--- Start of Source material ---
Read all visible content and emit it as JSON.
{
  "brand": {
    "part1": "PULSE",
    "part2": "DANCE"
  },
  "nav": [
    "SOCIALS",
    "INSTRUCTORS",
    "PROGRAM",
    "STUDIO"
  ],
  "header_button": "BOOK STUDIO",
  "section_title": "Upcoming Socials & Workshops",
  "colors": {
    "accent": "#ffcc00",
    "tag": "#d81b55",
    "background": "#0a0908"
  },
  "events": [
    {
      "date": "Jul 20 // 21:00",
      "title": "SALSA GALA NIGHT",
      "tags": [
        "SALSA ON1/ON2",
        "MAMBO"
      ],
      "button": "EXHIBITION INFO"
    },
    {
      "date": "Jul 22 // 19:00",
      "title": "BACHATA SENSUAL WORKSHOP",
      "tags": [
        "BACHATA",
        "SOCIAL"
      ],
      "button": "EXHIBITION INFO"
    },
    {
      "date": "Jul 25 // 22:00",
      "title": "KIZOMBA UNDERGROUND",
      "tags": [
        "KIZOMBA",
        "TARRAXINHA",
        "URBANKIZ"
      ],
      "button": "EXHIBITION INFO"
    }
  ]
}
--- End of Source material ---
• Exercise brief
Repeat every line of the records above exactly.

• Reply
Read all visible content and emit it as JSON.
{
  "brand": {
    "part1": "PULSE",
    "part2": "DANCE"
  },
  "nav": [
    "SOCIALS",
    "INSTRUCTORS",
    "PROGRAM",
    "STUDIO"
  ],
  "header_button": "BOOK STUDIO",
  "section_title": "Upcoming Socials & Workshops",
  "colors": {
    "accent": "#ffcc00",
    "tag": "#d81b55",
    "background": "#0a0908"
  },
  "events": [
    {
      "date": "Jul 20 // 21:00",
      "title": "SALSA GALA NIGHT",
      "tags": [
        "SALSA ON1/ON2",
        "MAMBO"
      ],
      "button": "EXHIBITION INFO"
    },
    {
      "date": "Jul 22 // 19:00",
      "title": "BACHATA SENSUAL WORKSHOP",
      "tags": [
        "BACHATA",
        "SOCIAL"
      ],
      "button": "EXHIBITION INFO"
    },
    {
      "date": "Jul 25 // 22:00",
      "title": "KIZOMBA UNDERGROUND",
      "tags": [
        "KIZOMBA",
        "TARRAXINHA",
        "URBANKIZ"
      ],
      "button": "EXHIBITION INFO"
    }
  ]
}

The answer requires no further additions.